"""

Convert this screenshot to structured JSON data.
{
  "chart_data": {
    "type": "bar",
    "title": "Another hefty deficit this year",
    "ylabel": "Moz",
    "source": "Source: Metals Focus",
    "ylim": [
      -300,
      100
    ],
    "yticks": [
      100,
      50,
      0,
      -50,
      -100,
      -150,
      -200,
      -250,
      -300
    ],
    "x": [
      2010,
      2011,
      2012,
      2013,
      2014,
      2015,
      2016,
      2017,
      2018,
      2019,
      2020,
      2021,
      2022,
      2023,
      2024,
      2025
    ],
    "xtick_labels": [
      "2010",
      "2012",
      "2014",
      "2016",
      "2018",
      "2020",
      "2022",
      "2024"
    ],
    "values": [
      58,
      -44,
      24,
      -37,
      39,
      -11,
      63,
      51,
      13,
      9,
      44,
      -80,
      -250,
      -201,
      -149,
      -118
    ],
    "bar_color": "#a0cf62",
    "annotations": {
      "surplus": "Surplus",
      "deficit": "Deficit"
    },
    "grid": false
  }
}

"""

_BRIEF:_ Take the entries above and copy them out exactly.

_TASK SOLUTION:_
Convert this screenshot to structured JSON data.
{
  "chart_data": {
    "type": "bar",
    "title": "Another hefty deficit this year",
    "ylabel": "Moz",
    "source": "Source: Metals Focus",
    "ylim": [
      -300,
      100
    ],
    "yticks": [
      100,
      50,
      0,
      -50,
      -100,
      -150,
      -200,
      -250,
      -300
    ],
    "x": [
      2010,
      2011,
      2012,
      2013,
      2014,
      2015,
      2016,
      2017,
      2018,
      2019,
      2020,
      2021,
      2022,
      2023,
      2024,
      2025
    ],
    "xtick_labels": [
      "2010",
      "2012",
      "2014",
      "2016",
      "2018",
      "2020",
      "2022",
      "2024"
    ],
    "values": [
      58,
      -44,
      24,
      -37,
      39,
      -11,
      63,
      51,
      13,
      9,
      44,
      -80,
      -250,
      -201,
      -149,
      -118
    ],
    "bar_color": "#a0cf62",
    "annotations": {
      "surplus": "Surplus",
      "deficit": "Deficit"
    },
    "grid": false
  }
}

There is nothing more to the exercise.